**EXTRACTED MATERIAL:**
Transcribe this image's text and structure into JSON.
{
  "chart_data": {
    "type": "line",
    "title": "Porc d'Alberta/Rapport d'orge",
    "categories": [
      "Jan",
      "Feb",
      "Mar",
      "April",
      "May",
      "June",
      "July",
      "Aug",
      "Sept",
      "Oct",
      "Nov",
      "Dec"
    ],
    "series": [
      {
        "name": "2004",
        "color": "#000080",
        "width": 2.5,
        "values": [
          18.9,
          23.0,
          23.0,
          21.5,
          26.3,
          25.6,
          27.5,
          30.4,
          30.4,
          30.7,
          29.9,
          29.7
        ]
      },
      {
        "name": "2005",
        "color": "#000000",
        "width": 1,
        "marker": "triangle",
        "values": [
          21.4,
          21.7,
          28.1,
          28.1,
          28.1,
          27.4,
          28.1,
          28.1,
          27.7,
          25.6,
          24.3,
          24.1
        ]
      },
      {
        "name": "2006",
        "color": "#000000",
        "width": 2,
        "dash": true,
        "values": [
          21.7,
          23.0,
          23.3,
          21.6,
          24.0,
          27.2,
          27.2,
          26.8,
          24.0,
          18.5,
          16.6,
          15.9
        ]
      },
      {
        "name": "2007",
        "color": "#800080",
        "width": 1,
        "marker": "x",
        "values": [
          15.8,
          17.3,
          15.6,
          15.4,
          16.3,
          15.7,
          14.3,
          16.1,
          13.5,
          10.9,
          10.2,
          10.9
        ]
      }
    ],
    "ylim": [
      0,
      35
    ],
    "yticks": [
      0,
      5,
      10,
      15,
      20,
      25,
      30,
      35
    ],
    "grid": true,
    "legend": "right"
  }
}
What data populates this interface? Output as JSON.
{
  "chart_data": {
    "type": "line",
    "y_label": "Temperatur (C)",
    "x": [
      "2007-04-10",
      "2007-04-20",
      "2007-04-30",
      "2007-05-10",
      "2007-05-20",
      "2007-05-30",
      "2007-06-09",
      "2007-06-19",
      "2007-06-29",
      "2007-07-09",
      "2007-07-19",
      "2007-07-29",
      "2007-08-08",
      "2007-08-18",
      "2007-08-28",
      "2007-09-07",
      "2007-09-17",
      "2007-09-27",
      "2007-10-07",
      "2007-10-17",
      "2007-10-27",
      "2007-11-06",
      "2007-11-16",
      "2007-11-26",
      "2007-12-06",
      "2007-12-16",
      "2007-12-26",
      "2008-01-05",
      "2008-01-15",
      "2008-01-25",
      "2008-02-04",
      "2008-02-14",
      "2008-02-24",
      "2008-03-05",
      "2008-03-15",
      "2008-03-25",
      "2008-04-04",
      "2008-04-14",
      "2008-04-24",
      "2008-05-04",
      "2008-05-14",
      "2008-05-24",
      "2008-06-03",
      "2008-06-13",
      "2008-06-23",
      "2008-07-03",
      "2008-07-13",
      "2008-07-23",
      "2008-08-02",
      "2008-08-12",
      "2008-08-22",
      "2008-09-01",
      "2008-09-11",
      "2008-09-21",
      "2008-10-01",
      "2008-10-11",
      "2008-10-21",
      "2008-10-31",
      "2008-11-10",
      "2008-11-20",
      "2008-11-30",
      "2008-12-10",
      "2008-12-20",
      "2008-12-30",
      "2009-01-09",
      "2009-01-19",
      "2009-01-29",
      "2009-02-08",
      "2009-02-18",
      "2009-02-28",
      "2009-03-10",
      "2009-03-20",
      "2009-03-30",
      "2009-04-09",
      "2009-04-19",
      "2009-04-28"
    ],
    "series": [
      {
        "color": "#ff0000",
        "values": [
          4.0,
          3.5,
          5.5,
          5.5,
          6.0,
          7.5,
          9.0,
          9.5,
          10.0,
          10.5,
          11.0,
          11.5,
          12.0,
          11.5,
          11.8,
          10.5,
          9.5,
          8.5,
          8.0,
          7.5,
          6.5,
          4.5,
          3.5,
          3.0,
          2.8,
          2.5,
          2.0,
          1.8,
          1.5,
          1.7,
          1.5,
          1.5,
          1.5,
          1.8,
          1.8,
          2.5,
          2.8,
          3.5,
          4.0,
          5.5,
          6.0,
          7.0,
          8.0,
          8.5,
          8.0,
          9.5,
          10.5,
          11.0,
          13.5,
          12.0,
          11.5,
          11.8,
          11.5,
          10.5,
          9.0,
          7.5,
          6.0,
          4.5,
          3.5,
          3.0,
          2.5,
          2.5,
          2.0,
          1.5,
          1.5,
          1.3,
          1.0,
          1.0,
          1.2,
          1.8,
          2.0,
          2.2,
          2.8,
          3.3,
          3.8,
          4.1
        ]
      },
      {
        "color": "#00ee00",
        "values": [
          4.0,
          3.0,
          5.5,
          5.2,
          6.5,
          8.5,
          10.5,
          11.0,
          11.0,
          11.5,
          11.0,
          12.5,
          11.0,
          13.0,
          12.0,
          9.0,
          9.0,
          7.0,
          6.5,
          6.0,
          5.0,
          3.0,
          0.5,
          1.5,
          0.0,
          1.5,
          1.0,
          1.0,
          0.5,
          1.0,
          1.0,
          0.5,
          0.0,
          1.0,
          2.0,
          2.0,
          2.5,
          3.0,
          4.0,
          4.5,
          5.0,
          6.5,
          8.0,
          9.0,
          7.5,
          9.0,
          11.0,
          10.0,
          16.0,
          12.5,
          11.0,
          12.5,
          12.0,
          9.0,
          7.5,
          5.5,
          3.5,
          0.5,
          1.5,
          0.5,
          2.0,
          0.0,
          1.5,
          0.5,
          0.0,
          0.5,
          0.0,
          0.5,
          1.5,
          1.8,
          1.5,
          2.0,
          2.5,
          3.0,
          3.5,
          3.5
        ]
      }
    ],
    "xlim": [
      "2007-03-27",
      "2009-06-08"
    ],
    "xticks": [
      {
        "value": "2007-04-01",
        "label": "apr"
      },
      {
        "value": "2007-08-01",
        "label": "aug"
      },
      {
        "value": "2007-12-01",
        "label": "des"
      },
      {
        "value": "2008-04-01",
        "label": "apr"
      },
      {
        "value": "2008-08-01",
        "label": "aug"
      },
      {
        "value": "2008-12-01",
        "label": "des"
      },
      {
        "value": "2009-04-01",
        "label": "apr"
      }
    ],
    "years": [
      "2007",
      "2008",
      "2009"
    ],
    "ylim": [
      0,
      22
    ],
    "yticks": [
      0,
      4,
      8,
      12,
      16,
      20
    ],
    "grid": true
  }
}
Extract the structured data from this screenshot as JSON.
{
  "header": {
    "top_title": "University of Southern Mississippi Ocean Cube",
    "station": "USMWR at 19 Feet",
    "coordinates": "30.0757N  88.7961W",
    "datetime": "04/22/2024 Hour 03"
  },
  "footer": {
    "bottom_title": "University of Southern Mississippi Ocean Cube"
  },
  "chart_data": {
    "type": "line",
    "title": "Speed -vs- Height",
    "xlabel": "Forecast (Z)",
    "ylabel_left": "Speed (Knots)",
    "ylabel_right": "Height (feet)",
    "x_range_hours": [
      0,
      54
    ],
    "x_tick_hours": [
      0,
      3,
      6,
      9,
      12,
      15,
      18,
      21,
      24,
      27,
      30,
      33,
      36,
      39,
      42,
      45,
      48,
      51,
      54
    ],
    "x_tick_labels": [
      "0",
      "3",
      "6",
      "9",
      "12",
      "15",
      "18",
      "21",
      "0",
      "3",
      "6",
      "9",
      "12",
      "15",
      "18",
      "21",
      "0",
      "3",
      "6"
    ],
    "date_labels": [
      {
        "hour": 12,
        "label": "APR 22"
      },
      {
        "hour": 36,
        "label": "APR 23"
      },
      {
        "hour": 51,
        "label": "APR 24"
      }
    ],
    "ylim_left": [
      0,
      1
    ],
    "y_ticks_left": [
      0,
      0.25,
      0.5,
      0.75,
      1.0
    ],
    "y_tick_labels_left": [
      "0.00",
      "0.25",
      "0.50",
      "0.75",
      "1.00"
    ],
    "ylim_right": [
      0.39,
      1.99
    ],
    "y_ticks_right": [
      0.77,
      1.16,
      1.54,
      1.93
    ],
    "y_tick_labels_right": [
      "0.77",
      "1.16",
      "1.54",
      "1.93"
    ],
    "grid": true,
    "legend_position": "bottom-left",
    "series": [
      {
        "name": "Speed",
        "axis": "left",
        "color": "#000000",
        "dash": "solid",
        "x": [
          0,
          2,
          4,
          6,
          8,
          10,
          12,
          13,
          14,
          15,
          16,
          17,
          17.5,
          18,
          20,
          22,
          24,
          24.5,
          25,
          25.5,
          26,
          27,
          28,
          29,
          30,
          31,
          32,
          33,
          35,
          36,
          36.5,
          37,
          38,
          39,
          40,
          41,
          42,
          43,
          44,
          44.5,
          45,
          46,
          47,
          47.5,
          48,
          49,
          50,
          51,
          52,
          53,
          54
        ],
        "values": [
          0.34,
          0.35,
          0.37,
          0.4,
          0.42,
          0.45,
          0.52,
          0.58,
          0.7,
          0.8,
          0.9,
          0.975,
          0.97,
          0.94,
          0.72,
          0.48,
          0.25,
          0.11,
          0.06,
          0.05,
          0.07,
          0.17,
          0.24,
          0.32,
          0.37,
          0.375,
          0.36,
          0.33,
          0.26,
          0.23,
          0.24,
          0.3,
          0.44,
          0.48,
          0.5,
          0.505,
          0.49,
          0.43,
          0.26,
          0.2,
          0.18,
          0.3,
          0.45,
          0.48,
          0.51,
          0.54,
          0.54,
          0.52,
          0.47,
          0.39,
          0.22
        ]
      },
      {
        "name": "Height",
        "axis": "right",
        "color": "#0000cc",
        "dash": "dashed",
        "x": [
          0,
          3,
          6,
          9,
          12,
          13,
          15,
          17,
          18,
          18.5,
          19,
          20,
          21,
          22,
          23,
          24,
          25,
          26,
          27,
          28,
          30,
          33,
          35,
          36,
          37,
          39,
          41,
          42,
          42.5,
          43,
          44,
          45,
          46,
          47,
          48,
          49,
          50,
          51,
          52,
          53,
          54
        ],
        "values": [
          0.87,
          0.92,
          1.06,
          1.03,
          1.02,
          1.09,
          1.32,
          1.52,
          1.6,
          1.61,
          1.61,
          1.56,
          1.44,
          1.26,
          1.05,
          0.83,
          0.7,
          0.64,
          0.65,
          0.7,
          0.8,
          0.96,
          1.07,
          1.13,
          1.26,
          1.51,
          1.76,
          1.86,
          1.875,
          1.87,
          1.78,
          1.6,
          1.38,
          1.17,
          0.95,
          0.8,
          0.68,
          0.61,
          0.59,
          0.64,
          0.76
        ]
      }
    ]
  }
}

**TASK:**
Whenever "Southern" turns up in a line, pick that line out.

**EXERCISE RESPONSE:**
    "top_title": "University of Southern Mississippi Ocean Cube",
    "bottom_title": "University of Southern Mississippi Ocean Cube"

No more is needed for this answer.